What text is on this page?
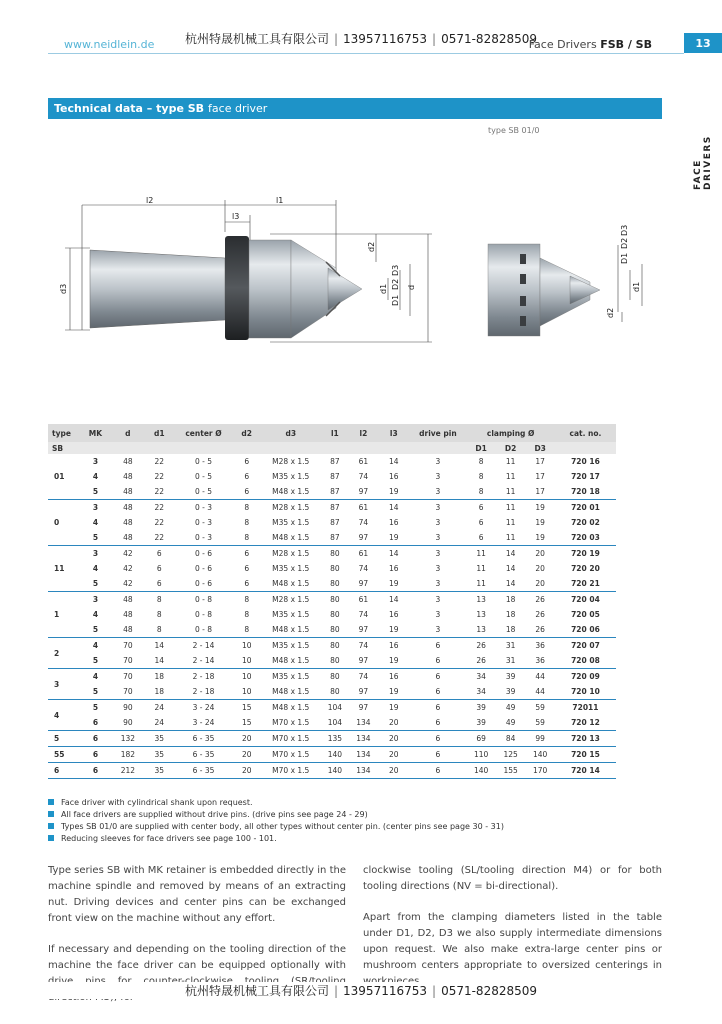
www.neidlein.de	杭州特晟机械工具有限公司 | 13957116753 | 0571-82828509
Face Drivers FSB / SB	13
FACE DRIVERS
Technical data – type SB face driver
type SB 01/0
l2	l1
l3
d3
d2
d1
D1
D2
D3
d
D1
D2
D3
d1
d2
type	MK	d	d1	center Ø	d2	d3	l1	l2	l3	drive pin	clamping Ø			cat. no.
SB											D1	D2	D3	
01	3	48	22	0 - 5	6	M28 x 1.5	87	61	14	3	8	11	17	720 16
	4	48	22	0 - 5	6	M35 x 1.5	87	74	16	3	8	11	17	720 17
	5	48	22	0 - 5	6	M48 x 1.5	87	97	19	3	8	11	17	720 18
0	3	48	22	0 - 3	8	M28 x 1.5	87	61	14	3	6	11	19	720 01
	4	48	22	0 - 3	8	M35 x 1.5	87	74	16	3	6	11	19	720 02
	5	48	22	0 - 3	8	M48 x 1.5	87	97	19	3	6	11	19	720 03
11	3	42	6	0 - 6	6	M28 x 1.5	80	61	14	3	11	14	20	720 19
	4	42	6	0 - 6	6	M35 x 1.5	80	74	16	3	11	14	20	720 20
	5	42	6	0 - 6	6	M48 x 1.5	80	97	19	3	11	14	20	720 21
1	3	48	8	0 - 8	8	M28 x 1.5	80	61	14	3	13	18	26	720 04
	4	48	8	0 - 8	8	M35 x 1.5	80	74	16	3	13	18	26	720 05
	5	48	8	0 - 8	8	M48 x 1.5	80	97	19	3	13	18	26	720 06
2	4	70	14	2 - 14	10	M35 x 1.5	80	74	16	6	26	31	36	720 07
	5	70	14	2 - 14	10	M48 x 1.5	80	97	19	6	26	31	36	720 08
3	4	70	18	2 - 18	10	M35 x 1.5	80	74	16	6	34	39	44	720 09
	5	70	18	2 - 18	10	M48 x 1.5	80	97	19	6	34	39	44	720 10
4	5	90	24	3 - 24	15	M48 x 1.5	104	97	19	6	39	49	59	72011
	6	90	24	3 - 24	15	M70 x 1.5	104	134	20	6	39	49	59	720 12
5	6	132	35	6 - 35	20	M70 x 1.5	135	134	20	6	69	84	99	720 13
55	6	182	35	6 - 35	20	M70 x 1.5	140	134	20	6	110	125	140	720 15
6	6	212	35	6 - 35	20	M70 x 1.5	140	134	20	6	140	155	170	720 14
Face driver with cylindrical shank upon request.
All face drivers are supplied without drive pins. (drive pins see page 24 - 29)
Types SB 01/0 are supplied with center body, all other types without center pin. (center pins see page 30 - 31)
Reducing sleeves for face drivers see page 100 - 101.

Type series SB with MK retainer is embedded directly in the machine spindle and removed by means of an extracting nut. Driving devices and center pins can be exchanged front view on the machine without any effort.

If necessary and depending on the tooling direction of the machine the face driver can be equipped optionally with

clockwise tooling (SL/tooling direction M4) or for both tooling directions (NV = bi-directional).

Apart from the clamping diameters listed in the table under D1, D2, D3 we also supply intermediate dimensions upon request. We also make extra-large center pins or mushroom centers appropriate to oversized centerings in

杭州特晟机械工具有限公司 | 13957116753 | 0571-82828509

---

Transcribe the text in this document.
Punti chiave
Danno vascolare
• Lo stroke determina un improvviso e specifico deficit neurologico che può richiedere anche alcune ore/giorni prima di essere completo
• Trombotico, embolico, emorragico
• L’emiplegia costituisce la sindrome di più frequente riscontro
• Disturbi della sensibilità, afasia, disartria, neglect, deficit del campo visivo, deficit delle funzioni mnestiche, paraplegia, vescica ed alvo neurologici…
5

▶ What the exercise asks: For each line of the entries that includes "direction", show that line.

▶ Solved problem:
If necessary and depending on the tooling direction of the machine the face driver can be equipped optionally with
clockwise tooling (SL/tooling direction M4) or for both tooling directions (NV = bi-directional).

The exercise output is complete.